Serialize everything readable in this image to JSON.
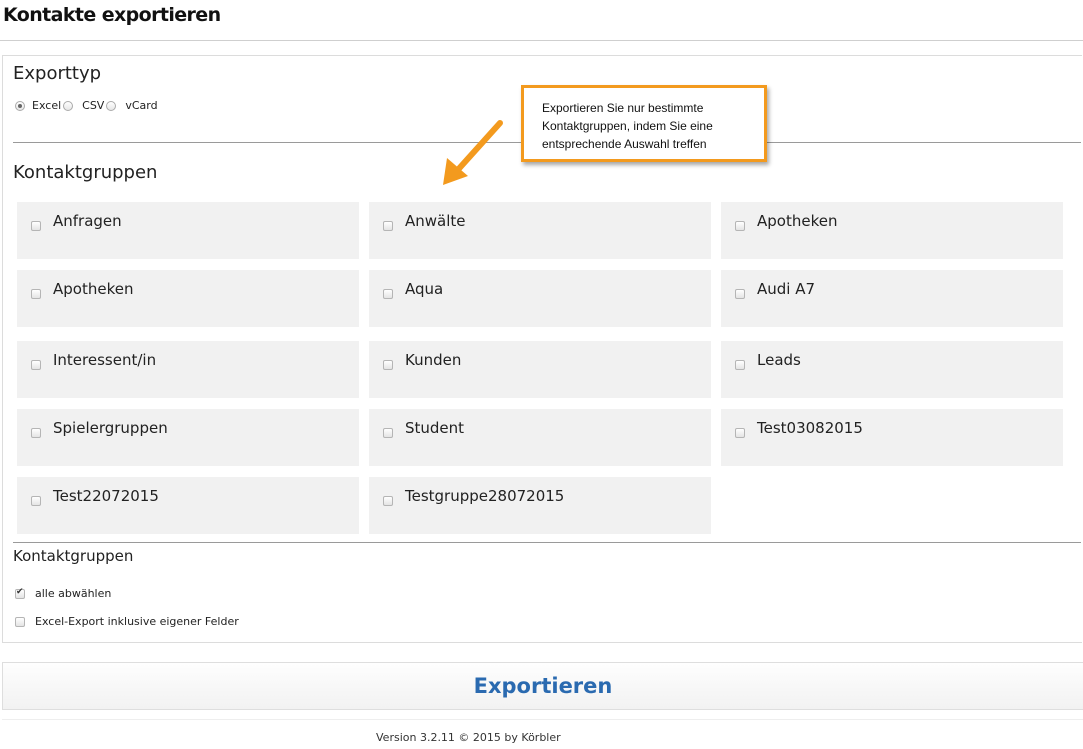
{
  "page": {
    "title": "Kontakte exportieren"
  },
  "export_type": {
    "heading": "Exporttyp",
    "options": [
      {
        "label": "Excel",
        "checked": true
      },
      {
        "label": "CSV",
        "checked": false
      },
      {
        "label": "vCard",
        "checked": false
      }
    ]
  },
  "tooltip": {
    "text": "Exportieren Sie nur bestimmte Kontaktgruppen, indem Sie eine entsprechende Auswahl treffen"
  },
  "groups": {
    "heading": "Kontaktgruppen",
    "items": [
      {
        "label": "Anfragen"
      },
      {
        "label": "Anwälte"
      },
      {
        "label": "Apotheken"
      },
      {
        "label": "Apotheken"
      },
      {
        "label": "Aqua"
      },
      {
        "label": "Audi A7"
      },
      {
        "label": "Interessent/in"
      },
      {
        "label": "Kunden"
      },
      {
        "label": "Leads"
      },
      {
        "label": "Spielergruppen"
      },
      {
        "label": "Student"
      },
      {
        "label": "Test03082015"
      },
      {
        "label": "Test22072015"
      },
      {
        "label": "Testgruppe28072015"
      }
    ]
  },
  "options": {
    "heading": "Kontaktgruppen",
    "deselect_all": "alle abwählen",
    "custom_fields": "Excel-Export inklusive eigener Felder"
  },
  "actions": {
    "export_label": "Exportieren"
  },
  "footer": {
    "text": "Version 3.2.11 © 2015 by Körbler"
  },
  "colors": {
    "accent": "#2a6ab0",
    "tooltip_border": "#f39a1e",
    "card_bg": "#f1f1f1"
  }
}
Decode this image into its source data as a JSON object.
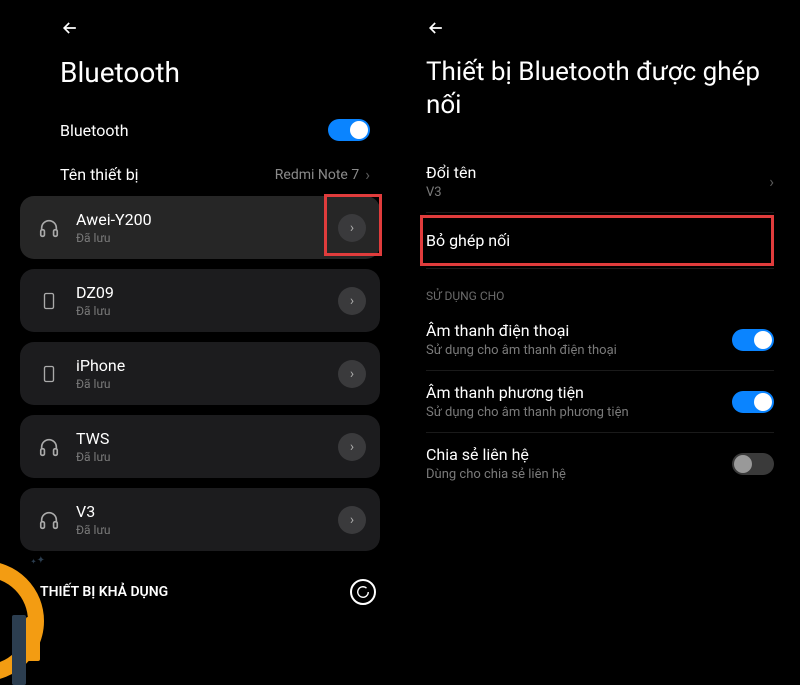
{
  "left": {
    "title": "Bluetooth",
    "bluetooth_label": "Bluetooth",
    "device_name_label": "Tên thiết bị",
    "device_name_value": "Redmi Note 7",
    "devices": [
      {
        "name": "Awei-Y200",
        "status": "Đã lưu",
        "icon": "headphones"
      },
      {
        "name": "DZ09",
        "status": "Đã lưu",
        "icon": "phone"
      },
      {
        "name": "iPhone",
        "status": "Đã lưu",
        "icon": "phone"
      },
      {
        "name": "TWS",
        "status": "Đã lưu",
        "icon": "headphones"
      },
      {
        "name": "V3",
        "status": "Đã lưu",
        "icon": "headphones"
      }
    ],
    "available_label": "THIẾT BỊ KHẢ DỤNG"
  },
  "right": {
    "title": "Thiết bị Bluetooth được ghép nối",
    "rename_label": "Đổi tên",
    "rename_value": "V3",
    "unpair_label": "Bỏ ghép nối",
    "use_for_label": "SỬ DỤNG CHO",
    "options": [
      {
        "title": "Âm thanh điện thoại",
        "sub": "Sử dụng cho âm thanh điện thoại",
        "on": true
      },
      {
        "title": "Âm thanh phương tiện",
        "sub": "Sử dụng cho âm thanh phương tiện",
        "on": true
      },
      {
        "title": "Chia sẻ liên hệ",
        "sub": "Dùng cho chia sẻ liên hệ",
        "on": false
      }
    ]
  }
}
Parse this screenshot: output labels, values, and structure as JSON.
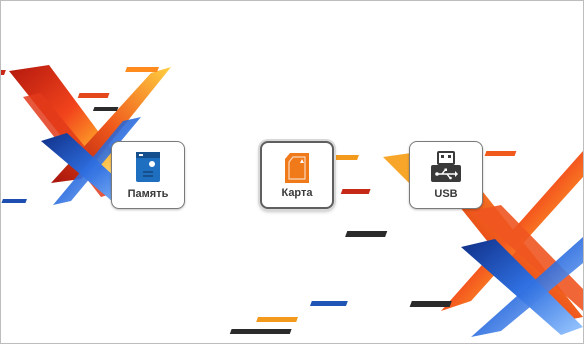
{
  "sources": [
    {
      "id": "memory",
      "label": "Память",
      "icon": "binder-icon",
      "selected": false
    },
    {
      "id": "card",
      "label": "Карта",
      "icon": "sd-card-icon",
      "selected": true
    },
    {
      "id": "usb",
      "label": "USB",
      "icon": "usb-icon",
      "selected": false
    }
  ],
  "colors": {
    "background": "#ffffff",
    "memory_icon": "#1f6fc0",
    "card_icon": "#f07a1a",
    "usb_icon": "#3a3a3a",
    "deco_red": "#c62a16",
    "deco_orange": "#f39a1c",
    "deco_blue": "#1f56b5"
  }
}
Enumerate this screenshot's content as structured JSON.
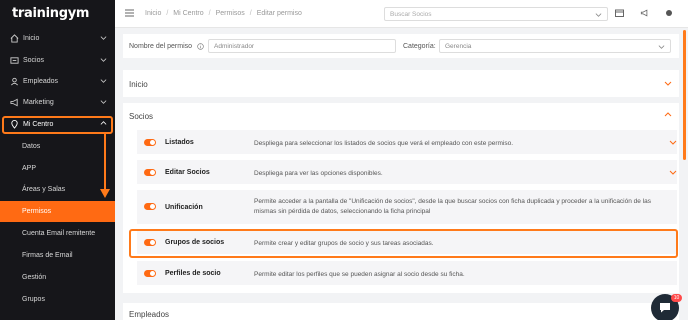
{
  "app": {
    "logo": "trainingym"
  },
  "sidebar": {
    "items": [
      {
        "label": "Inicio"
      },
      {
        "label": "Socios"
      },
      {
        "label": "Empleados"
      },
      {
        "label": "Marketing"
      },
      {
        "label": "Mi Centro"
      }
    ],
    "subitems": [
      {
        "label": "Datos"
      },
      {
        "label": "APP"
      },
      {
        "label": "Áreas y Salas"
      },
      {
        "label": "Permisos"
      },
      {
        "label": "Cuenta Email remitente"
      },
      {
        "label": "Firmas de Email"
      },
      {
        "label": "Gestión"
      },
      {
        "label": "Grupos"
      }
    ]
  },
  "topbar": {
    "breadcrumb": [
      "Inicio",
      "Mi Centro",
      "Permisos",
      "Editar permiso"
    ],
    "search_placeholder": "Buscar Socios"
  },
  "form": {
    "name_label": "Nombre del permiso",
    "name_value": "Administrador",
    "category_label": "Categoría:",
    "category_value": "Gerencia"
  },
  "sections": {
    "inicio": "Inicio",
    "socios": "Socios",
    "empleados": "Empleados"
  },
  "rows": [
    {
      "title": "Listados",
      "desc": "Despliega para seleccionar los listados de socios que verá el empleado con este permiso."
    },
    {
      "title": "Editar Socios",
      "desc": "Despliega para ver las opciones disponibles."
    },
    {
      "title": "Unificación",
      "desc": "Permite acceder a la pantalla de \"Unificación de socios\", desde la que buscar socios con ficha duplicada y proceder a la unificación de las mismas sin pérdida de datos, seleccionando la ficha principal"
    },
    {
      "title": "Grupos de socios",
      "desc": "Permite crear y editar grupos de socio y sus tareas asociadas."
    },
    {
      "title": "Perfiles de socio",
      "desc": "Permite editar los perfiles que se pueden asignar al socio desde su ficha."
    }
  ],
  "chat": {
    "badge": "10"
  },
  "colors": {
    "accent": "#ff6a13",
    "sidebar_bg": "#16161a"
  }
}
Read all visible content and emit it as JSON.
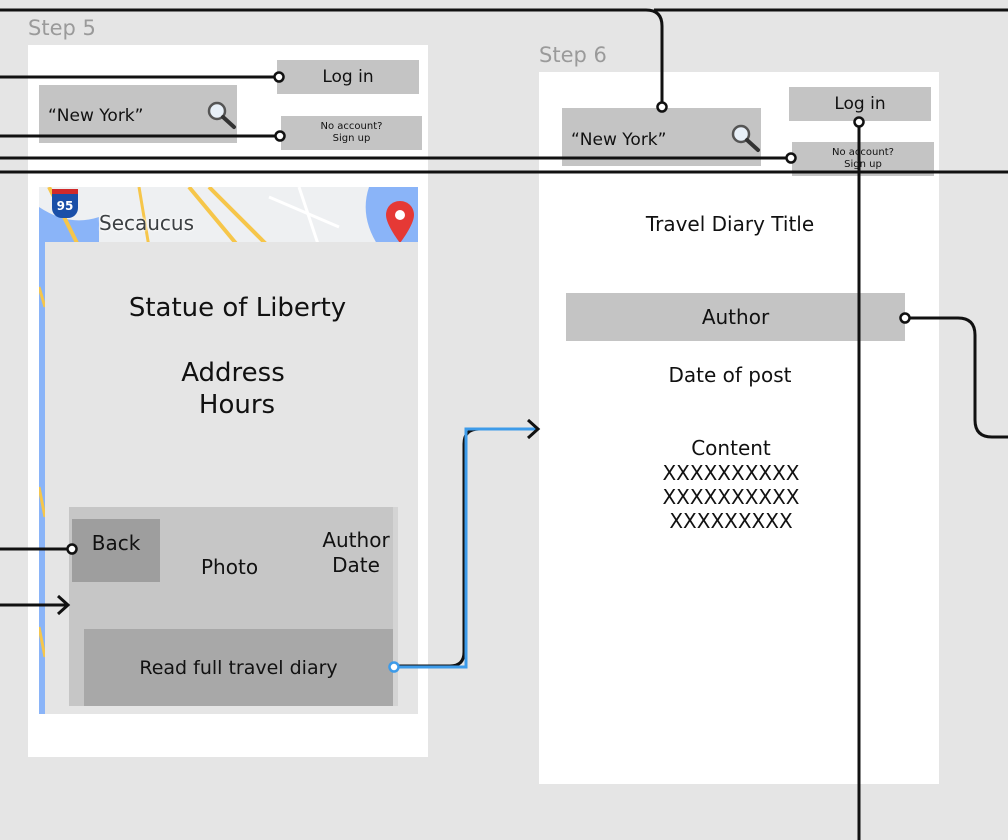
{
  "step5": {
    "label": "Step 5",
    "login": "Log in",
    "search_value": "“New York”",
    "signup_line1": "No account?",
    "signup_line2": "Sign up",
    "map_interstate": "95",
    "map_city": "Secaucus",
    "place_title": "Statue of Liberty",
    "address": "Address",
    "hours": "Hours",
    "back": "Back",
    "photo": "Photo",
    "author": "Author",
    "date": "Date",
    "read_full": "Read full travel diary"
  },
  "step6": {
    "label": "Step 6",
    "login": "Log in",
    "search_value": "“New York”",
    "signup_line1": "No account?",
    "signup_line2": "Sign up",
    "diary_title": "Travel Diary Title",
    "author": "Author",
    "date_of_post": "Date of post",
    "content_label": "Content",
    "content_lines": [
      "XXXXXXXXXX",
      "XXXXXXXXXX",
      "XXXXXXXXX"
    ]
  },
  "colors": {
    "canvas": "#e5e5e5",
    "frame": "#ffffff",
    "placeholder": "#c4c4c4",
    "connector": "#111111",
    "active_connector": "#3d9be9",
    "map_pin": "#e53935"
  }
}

::::::::

Show the lines of the material that contain the word "thanh".

        "title": "Âm thanh điện thoại",
        "sub": "Sử dụng cho âm thanh điện thoại",
        "title": "Âm thanh phương tiện",
        "sub": "Sử dụng cho âm thanh phương tiện",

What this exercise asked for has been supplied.